▶ Exercise
Quote, verbatim, all material below, without pictures.

▶ Materials provided
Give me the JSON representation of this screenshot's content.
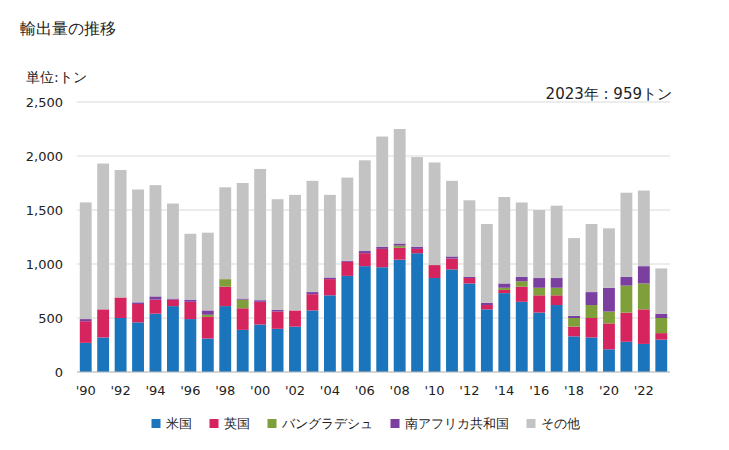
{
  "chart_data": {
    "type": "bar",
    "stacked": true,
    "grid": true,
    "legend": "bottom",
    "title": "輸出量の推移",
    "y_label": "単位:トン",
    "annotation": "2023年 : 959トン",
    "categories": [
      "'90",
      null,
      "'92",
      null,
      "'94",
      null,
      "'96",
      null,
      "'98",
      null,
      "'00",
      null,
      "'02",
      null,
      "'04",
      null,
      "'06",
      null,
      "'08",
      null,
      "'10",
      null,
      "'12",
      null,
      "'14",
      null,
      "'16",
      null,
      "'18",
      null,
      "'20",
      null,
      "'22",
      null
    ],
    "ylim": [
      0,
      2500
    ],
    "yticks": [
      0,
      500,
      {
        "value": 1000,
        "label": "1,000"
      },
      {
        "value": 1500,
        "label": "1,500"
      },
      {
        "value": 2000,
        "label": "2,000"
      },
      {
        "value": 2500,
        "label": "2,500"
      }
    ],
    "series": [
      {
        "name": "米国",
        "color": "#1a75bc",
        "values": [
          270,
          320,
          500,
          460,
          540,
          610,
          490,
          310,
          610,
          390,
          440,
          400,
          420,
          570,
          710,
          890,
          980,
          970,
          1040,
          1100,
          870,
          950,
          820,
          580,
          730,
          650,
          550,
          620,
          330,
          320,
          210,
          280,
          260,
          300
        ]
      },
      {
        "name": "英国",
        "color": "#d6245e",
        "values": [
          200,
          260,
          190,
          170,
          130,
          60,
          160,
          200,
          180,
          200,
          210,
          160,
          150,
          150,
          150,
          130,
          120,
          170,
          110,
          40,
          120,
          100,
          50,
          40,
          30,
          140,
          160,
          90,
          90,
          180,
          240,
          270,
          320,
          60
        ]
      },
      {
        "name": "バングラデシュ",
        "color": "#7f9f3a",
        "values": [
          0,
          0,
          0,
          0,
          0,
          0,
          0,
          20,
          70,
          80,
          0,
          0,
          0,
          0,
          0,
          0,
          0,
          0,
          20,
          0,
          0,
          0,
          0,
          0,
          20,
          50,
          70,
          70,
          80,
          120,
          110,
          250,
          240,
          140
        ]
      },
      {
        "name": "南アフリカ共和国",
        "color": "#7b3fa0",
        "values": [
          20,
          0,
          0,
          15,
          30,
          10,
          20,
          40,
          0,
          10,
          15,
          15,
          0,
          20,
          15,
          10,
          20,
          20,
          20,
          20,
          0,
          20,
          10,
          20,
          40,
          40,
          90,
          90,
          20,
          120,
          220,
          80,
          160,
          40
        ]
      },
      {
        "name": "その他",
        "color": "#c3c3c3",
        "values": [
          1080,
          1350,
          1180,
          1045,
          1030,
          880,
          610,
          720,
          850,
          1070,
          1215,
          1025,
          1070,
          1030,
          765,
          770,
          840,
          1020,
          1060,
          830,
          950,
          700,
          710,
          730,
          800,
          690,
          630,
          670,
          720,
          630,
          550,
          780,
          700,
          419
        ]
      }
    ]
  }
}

▶ Answer below
Give me the JSON representation of this screenshot's content.
{
  "chart_data": {
    "type": "bar",
    "stacked": true,
    "grid": true,
    "legend": "bottom",
    "title": "輸出量の推移",
    "y_label": "単位:トン",
    "annotation": "2023年 : 959トン",
    "categories": [
      "'90",
      null,
      "'92",
      null,
      "'94",
      null,
      "'96",
      null,
      "'98",
      null,
      "'00",
      null,
      "'02",
      null,
      "'04",
      null,
      "'06",
      null,
      "'08",
      null,
      "'10",
      null,
      "'12",
      null,
      "'14",
      null,
      "'16",
      null,
      "'18",
      null,
      "'20",
      null,
      "'22",
      null
    ],
    "ylim": [
      0,
      2500
    ],
    "yticks": [
      0,
      500,
      {
        "value": 1000,
        "label": "1,000"
      },
      {
        "value": 1500,
        "label": "1,500"
      },
      {
        "value": 2000,
        "label": "2,000"
      },
      {
        "value": 2500,
        "label": "2,500"
      }
    ],
    "series": [
      {
        "name": "米国",
        "color": "#1a75bc",
        "values": [
          270,
          320,
          500,
          460,
          540,
          610,
          490,
          310,
          610,
          390,
          440,
          400,
          420,
          570,
          710,
          890,
          980,
          970,
          1040,
          1100,
          870,
          950,
          820,
          580,
          730,
          650,
          550,
          620,
          330,
          320,
          210,
          280,
          260,
          300
        ]
      },
      {
        "name": "英国",
        "color": "#d6245e",
        "values": [
          200,
          260,
          190,
          170,
          130,
          60,
          160,
          200,
          180,
          200,
          210,
          160,
          150,
          150,
          150,
          130,
          120,
          170,
          110,
          40,
          120,
          100,
          50,
          40,
          30,
          140,
          160,
          90,
          90,
          180,
          240,
          270,
          320,
          60
        ]
      },
      {
        "name": "バングラデシュ",
        "color": "#7f9f3a",
        "values": [
          0,
          0,
          0,
          0,
          0,
          0,
          0,
          20,
          70,
          80,
          0,
          0,
          0,
          0,
          0,
          0,
          0,
          0,
          20,
          0,
          0,
          0,
          0,
          0,
          20,
          50,
          70,
          70,
          80,
          120,
          110,
          250,
          240,
          140
        ]
      },
      {
        "name": "南アフリカ共和国",
        "color": "#7b3fa0",
        "values": [
          20,
          0,
          0,
          15,
          30,
          10,
          20,
          40,
          0,
          10,
          15,
          15,
          0,
          20,
          15,
          10,
          20,
          20,
          20,
          20,
          0,
          20,
          10,
          20,
          40,
          40,
          90,
          90,
          20,
          120,
          220,
          80,
          160,
          40
        ]
      },
      {
        "name": "その他",
        "color": "#c3c3c3",
        "values": [
          1080,
          1350,
          1180,
          1045,
          1030,
          880,
          610,
          720,
          850,
          1070,
          1215,
          1025,
          1070,
          1030,
          765,
          770,
          840,
          1020,
          1060,
          830,
          950,
          700,
          710,
          730,
          800,
          690,
          630,
          670,
          720,
          630,
          550,
          780,
          700,
          419
        ]
      }
    ]
  }
}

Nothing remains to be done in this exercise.